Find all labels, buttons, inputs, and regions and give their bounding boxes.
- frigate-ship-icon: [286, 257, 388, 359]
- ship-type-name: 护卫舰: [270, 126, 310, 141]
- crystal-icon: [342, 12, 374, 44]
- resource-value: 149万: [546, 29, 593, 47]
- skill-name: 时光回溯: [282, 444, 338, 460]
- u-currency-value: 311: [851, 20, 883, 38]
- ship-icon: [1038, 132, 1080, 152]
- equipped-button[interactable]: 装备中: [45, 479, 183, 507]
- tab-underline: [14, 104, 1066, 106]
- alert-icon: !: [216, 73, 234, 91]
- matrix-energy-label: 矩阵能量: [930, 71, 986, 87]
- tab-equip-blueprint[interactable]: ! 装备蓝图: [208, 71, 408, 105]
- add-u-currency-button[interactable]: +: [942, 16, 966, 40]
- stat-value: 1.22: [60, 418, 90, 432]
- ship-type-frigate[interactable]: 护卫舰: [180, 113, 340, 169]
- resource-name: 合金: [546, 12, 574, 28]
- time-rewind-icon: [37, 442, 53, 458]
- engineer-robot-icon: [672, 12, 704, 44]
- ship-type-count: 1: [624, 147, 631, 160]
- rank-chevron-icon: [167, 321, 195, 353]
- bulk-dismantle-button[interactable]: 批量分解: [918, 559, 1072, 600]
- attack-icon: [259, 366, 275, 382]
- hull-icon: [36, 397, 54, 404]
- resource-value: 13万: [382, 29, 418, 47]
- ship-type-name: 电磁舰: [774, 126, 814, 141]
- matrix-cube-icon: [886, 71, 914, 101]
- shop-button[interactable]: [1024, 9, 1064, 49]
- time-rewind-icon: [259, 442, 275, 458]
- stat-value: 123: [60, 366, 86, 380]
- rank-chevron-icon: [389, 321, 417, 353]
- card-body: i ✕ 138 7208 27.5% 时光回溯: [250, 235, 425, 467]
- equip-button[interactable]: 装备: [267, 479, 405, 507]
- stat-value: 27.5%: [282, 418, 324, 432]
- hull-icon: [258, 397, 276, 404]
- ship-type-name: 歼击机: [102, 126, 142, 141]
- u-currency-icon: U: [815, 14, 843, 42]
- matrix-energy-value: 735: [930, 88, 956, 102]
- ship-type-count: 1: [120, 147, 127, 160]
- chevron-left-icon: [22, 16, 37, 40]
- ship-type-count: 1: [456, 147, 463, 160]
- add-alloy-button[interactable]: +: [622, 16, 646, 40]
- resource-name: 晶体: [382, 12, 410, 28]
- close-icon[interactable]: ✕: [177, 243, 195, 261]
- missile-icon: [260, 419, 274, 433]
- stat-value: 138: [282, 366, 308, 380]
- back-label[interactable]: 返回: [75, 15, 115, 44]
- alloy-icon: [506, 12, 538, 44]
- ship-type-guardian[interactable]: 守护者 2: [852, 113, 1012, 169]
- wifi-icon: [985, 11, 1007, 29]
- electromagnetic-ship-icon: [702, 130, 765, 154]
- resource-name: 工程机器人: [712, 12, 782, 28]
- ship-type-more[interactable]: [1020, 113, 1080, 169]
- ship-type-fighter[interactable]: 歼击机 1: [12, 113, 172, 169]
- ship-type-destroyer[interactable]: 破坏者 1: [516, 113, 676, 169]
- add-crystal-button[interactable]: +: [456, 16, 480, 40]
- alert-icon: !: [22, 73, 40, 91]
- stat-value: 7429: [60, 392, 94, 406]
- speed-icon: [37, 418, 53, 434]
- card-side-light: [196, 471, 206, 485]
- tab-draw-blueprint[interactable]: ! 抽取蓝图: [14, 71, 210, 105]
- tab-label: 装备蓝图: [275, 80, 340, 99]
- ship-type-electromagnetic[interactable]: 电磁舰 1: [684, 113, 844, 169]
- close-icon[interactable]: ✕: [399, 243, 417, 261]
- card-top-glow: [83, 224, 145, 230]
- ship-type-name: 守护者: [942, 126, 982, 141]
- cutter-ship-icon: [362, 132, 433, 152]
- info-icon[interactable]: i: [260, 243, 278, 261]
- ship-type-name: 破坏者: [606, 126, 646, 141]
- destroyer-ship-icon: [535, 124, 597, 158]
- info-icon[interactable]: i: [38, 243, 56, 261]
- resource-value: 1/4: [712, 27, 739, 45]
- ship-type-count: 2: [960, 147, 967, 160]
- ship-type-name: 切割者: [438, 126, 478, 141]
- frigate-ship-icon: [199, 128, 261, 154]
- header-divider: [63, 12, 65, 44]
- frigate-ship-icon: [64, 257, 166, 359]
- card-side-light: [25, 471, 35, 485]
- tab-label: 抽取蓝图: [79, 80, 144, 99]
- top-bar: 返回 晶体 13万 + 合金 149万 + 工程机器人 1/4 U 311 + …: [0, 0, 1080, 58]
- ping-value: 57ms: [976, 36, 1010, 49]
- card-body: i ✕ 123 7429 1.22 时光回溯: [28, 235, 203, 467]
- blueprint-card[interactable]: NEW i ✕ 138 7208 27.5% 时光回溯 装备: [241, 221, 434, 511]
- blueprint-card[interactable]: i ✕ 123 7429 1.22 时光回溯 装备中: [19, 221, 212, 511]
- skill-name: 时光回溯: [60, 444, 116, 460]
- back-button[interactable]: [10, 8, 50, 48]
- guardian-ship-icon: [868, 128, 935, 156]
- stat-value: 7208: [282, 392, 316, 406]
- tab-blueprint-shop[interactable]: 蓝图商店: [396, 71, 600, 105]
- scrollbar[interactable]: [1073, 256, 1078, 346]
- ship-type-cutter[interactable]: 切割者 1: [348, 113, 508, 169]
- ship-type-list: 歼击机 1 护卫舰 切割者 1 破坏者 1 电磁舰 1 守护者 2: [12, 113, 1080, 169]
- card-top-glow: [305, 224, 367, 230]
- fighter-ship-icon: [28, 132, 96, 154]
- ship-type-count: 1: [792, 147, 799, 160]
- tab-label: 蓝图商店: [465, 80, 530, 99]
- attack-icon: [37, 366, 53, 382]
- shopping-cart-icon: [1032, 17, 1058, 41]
|---|
Reproduce the entries above word for word, from the first line through the line containing "- add-u-currency-button[interactable]: +: [942, 16, 966, 40]", including both of those lines.

Finished answer
Find all labels, buttons, inputs, and regions and give their bounding boxes.
- frigate-ship-icon: [286, 257, 388, 359]
- ship-type-name: 护卫舰: [270, 126, 310, 141]
- crystal-icon: [342, 12, 374, 44]
- resource-value: 149万: [546, 29, 593, 47]
- skill-name: 时光回溯: [282, 444, 338, 460]
- u-currency-value: 311: [851, 20, 883, 38]
- ship-icon: [1038, 132, 1080, 152]
- equipped-button[interactable]: 装备中: [45, 479, 183, 507]
- tab-underline: [14, 104, 1066, 106]
- alert-icon: !: [216, 73, 234, 91]
- matrix-energy-label: 矩阵能量: [930, 71, 986, 87]
- tab-equip-blueprint[interactable]: ! 装备蓝图: [208, 71, 408, 105]
- add-u-currency-button[interactable]: +: [942, 16, 966, 40]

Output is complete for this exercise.